Supplied information:
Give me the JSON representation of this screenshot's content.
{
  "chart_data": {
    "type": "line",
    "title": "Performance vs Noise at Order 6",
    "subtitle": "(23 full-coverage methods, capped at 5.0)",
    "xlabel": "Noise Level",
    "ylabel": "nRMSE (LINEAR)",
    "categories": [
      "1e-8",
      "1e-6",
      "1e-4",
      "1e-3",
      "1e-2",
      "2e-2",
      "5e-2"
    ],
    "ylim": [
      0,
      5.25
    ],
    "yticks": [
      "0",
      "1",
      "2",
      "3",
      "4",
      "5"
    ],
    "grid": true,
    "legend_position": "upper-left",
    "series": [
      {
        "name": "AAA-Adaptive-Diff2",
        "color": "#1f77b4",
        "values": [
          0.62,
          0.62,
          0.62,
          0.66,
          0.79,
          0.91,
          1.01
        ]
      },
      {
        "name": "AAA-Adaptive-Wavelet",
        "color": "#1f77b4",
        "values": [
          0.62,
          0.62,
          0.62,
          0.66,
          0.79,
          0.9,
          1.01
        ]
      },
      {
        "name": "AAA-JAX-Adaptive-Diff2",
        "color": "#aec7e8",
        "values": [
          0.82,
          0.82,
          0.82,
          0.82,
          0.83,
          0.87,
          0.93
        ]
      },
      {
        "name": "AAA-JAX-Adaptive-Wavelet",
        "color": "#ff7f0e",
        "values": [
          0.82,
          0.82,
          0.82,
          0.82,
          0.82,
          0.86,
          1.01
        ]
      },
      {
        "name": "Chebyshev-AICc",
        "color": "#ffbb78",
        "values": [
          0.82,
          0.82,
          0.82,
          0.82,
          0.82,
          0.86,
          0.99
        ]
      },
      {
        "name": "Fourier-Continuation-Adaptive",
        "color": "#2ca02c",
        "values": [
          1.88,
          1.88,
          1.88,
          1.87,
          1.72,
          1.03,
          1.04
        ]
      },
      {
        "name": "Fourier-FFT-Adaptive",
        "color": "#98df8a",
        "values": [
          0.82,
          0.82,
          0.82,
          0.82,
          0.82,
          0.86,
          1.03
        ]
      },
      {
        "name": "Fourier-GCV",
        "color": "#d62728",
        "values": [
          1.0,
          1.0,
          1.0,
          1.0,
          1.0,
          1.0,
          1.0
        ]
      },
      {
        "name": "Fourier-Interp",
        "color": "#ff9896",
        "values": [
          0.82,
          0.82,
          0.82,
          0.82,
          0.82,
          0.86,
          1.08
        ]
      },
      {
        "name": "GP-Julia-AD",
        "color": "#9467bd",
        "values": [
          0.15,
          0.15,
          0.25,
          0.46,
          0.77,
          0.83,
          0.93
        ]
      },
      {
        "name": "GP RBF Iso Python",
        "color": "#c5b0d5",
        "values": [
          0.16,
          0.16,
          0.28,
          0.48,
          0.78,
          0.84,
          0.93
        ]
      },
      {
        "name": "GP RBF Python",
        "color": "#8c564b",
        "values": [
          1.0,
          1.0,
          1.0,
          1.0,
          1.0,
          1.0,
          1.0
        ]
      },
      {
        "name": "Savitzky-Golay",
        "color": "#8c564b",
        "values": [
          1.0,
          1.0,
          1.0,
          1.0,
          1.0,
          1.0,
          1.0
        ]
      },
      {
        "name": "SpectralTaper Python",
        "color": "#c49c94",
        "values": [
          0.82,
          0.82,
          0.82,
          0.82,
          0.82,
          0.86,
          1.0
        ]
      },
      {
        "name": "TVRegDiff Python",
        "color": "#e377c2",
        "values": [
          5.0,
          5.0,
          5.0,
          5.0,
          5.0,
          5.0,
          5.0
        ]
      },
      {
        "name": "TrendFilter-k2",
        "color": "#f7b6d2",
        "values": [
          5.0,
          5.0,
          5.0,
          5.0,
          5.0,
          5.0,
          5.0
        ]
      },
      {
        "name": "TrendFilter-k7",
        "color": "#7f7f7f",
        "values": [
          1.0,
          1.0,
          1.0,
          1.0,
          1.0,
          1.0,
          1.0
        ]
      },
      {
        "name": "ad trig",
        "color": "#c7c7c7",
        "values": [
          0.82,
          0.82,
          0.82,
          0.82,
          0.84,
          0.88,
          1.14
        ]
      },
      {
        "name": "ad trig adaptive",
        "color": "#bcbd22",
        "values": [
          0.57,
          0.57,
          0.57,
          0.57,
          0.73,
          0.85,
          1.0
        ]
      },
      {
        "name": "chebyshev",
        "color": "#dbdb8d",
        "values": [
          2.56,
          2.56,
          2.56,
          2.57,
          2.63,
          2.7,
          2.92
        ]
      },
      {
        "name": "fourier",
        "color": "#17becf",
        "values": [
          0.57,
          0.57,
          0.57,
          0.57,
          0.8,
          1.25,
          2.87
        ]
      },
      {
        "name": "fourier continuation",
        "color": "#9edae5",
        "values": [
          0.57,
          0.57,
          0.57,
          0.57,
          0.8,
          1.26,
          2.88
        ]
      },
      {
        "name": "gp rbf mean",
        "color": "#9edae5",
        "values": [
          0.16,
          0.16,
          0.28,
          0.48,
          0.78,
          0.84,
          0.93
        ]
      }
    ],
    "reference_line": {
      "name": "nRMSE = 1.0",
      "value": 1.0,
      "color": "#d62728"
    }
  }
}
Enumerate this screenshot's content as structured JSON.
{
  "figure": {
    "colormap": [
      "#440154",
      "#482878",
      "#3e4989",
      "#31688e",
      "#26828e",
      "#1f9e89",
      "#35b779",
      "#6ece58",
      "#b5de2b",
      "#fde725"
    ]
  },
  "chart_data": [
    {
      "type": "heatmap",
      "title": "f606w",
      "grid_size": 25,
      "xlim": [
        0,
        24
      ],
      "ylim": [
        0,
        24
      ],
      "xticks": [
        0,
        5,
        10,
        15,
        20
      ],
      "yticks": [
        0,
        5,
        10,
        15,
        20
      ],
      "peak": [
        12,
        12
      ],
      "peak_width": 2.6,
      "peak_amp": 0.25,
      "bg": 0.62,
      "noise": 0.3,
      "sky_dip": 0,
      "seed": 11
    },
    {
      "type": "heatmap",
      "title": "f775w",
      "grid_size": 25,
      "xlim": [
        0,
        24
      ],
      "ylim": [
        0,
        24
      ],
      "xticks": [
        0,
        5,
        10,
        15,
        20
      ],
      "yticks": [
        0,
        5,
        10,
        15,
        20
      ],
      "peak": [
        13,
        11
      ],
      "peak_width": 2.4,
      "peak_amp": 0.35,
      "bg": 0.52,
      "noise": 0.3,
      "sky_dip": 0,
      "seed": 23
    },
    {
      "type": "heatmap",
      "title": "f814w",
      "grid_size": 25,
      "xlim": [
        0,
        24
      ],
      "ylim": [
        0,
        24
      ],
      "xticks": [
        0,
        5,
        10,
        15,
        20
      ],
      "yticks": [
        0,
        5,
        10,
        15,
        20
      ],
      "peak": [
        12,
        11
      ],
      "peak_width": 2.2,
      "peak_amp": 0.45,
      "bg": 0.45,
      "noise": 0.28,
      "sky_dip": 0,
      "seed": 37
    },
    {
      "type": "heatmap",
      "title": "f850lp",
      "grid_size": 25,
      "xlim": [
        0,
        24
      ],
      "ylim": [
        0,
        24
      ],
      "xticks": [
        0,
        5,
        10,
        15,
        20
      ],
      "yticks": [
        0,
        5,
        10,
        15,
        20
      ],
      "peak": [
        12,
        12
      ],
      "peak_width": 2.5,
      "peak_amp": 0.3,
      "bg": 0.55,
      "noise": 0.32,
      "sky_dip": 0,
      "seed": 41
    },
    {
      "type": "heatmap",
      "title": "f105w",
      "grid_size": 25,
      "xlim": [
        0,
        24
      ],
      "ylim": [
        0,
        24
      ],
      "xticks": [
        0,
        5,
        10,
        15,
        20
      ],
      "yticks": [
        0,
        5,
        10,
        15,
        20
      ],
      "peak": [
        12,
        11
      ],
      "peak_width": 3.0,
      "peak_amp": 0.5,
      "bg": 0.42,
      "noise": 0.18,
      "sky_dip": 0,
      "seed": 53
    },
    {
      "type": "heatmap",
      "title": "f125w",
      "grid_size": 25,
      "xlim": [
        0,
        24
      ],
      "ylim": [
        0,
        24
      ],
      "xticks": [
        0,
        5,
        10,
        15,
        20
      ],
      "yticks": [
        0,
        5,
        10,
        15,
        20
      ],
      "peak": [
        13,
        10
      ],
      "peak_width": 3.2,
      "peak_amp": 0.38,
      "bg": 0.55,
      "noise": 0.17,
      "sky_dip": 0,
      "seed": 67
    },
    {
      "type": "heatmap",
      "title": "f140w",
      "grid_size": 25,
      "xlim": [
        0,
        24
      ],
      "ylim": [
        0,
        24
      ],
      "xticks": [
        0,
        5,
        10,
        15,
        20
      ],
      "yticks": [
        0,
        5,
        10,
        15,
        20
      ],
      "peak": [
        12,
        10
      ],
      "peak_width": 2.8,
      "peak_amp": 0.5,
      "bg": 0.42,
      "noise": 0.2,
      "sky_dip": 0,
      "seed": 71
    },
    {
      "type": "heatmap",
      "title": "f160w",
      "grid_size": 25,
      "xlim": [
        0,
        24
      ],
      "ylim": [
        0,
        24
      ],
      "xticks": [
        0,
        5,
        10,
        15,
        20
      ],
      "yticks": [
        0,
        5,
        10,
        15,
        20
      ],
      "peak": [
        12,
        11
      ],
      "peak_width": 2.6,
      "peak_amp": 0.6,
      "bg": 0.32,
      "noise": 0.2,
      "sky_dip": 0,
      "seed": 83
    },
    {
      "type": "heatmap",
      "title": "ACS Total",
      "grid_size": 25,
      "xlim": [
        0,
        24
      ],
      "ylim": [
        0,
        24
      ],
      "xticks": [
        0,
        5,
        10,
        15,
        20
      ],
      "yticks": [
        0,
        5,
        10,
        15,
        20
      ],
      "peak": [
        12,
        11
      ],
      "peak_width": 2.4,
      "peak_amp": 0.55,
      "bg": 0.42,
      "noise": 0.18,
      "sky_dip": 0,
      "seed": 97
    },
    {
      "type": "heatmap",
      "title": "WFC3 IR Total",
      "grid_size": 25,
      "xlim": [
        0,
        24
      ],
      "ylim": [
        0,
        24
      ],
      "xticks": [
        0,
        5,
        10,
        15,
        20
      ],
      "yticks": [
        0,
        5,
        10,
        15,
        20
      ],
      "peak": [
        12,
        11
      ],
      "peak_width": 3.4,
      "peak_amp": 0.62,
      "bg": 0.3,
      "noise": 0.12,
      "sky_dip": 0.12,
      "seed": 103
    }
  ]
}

Task requirements: Filter the listing for the word "Python" and copy every line that holds it.

Correct result:
        "name": "GP RBF Iso Python",
        "name": "GP RBF Python",
        "name": "SpectralTaper Python",
        "name": "TVRegDiff Python",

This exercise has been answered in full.